Stated problem
Reproduce all of the data exactly, with no line skipped.
Material to process start
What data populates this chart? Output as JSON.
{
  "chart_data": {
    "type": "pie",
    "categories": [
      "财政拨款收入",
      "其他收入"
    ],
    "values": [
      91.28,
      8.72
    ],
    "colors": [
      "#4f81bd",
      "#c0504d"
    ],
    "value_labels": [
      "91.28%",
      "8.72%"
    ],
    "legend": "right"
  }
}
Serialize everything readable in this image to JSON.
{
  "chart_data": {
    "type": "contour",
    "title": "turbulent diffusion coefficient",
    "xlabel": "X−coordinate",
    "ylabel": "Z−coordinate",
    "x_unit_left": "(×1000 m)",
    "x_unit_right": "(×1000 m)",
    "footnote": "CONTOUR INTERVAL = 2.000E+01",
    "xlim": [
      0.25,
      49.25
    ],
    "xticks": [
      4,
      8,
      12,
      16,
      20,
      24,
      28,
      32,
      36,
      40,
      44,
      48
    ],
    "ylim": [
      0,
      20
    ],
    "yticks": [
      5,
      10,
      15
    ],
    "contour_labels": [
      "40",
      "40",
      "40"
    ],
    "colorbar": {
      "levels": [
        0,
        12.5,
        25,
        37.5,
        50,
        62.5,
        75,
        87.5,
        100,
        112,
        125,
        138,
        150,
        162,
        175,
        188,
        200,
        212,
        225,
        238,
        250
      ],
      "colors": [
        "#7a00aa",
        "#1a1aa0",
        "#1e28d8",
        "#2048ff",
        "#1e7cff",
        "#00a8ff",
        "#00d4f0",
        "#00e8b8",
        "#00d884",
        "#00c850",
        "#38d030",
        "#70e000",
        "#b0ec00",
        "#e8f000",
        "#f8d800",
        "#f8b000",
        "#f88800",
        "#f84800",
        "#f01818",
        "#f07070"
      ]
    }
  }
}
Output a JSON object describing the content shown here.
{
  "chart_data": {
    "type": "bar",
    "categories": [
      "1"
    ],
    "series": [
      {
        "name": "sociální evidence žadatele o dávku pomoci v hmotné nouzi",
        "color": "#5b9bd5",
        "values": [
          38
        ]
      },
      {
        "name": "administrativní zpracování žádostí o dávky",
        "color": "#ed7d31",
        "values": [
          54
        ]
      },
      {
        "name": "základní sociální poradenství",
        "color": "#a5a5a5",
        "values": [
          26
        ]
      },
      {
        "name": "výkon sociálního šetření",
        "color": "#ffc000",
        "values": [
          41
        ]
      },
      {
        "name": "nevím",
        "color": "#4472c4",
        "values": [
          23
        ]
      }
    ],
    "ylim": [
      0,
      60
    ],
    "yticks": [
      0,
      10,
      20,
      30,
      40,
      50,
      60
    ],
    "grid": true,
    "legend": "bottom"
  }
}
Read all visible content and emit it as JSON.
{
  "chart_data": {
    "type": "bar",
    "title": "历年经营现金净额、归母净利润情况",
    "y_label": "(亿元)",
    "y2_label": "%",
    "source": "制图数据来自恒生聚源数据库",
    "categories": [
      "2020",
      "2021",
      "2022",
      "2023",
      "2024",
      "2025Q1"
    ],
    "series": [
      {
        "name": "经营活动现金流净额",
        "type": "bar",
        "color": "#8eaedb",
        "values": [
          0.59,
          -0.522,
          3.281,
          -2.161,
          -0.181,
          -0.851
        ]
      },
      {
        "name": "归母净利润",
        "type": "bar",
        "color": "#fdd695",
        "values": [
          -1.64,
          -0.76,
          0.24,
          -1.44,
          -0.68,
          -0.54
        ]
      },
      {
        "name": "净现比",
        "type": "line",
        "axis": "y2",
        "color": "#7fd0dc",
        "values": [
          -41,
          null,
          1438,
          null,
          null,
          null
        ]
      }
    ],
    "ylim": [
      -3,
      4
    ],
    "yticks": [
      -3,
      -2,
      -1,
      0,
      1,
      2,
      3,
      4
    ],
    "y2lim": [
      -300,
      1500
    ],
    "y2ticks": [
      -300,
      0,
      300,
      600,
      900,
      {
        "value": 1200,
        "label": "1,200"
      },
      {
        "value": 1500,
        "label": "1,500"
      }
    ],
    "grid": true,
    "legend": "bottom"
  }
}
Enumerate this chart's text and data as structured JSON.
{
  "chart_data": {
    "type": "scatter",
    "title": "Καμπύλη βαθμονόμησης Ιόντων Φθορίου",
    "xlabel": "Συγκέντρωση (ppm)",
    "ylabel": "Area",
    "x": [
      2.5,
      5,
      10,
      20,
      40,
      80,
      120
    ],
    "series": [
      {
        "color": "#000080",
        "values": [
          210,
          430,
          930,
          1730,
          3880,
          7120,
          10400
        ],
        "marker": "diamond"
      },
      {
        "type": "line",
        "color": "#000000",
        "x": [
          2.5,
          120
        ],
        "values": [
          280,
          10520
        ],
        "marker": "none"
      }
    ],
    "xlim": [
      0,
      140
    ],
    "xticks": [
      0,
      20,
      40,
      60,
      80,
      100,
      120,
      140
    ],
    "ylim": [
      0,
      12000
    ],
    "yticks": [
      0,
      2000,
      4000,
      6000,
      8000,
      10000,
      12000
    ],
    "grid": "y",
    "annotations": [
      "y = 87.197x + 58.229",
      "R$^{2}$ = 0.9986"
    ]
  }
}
Material to process end
Answer for this exercise
What data populates this chart? Output as JSON.
{
  "chart_data": {
    "type": "pie",
    "categories": [
      "财政拨款收入",
      "其他收入"
    ],
    "values": [
      91.28,
      8.72
    ],
    "colors": [
      "#4f81bd",
      "#c0504d"
    ],
    "value_labels": [
      "91.28%",
      "8.72%"
    ],
    "legend": "right"
  }
}
Serialize everything readable in this image to JSON.
{
  "chart_data": {
    "type": "contour",
    "title": "turbulent diffusion coefficient",
    "xlabel": "X−coordinate",
    "ylabel": "Z−coordinate",
    "x_unit_left": "(×1000 m)",
    "x_unit_right": "(×1000 m)",
    "footnote": "CONTOUR INTERVAL = 2.000E+01",
    "xlim": [
      0.25,
      49.25
    ],
    "xticks": [
      4,
      8,
      12,
      16,
      20,
      24,
      28,
      32,
      36,
      40,
      44,
      48
    ],
    "ylim": [
      0,
      20
    ],
    "yticks": [
      5,
      10,
      15
    ],
    "contour_labels": [
      "40",
      "40",
      "40"
    ],
    "colorbar": {
      "levels": [
        0,
        12.5,
        25,
        37.5,
        50,
        62.5,
        75,
        87.5,
        100,
        112,
        125,
        138,
        150,
        162,
        175,
        188,
        200,
        212,
        225,
        238,
        250
      ],
      "colors": [
        "#7a00aa",
        "#1a1aa0",
        "#1e28d8",
        "#2048ff",
        "#1e7cff",
        "#00a8ff",
        "#00d4f0",
        "#00e8b8",
        "#00d884",
        "#00c850",
        "#38d030",
        "#70e000",
        "#b0ec00",
        "#e8f000",
        "#f8d800",
        "#f8b000",
        "#f88800",
        "#f84800",
        "#f01818",
        "#f07070"
      ]
    }
  }
}
Output a JSON object describing the content shown here.
{
  "chart_data": {
    "type": "bar",
    "categories": [
      "1"
    ],
    "series": [
      {
        "name": "sociální evidence žadatele o dávku pomoci v hmotné nouzi",
        "color": "#5b9bd5",
        "values": [
          38
        ]
      },
      {
        "name": "administrativní zpracování žádostí o dávky",
        "color": "#ed7d31",
        "values": [
          54
        ]
      },
      {
        "name": "základní sociální poradenství",
        "color": "#a5a5a5",
        "values": [
          26
        ]
      },
      {
        "name": "výkon sociálního šetření",
        "color": "#ffc000",
        "values": [
          41
        ]
      },
      {
        "name": "nevím",
        "color": "#4472c4",
        "values": [
          23
        ]
      }
    ],
    "ylim": [
      0,
      60
    ],
    "yticks": [
      0,
      10,
      20,
      30,
      40,
      50,
      60
    ],
    "grid": true,
    "legend": "bottom"
  }
}
Read all visible content and emit it as JSON.
{
  "chart_data": {
    "type": "bar",
    "title": "历年经营现金净额、归母净利润情况",
    "y_label": "(亿元)",
    "y2_label": "%",
    "source": "制图数据来自恒生聚源数据库",
    "categories": [
      "2020",
      "2021",
      "2022",
      "2023",
      "2024",
      "2025Q1"
    ],
    "series": [
      {
        "name": "经营活动现金流净额",
        "type": "bar",
        "color": "#8eaedb",
        "values": [
          0.59,
          -0.522,
          3.281,
          -2.161,
          -0.181,
          -0.851
        ]
      },
      {
        "name": "归母净利润",
        "type": "bar",
        "color": "#fdd695",
        "values": [
          -1.64,
          -0.76,
          0.24,
          -1.44,
          -0.68,
          -0.54
        ]
      },
      {
        "name": "净现比",
        "type": "line",
        "axis": "y2",
        "color": "#7fd0dc",
        "values": [
          -41,
          null,
          1438,
          null,
          null,
          null
        ]
      }
    ],
    "ylim": [
      -3,
      4
    ],
    "yticks": [
      -3,
      -2,
      -1,
      0,
      1,
      2,
      3,
      4
    ],
    "y2lim": [
      -300,
      1500
    ],
    "y2ticks": [
      -300,
      0,
      300,
      600,
      900,
      {
        "value": 1200,
        "label": "1,200"
      },
      {
        "value": 1500,
        "label": "1,500"
      }
    ],
    "grid": true,
    "legend": "bottom"
  }
}
Enumerate this chart's text and data as structured JSON.
{
  "chart_data": {
    "type": "scatter",
    "title": "Καμπύλη βαθμονόμησης Ιόντων Φθορίου",
    "xlabel": "Συγκέντρωση (ppm)",
    "ylabel": "Area",
    "x": [
      2.5,
      5,
      10,
      20,
      40,
      80,
      120
    ],
    "series": [
      {
        "color": "#000080",
        "values": [
          210,
          430,
          930,
          1730,
          3880,
          7120,
          10400
        ],
        "marker": "diamond"
      },
      {
        "type": "line",
        "color": "#000000",
        "x": [
          2.5,
          120
        ],
        "values": [
          280,
          10520
        ],
        "marker": "none"
      }
    ],
    "xlim": [
      0,
      140
    ],
    "xticks": [
      0,
      20,
      40,
      60,
      80,
      100,
      120,
      140
    ],
    "ylim": [
      0,
      12000
    ],
    "yticks": [
      0,
      2000,
      4000,
      6000,
      8000,
      10000,
      12000
    ],
    "grid": "y",
    "annotations": [
      "y = 87.197x + 58.229",
      "R$^{2}$ = 0.9986"
    ]
  }
}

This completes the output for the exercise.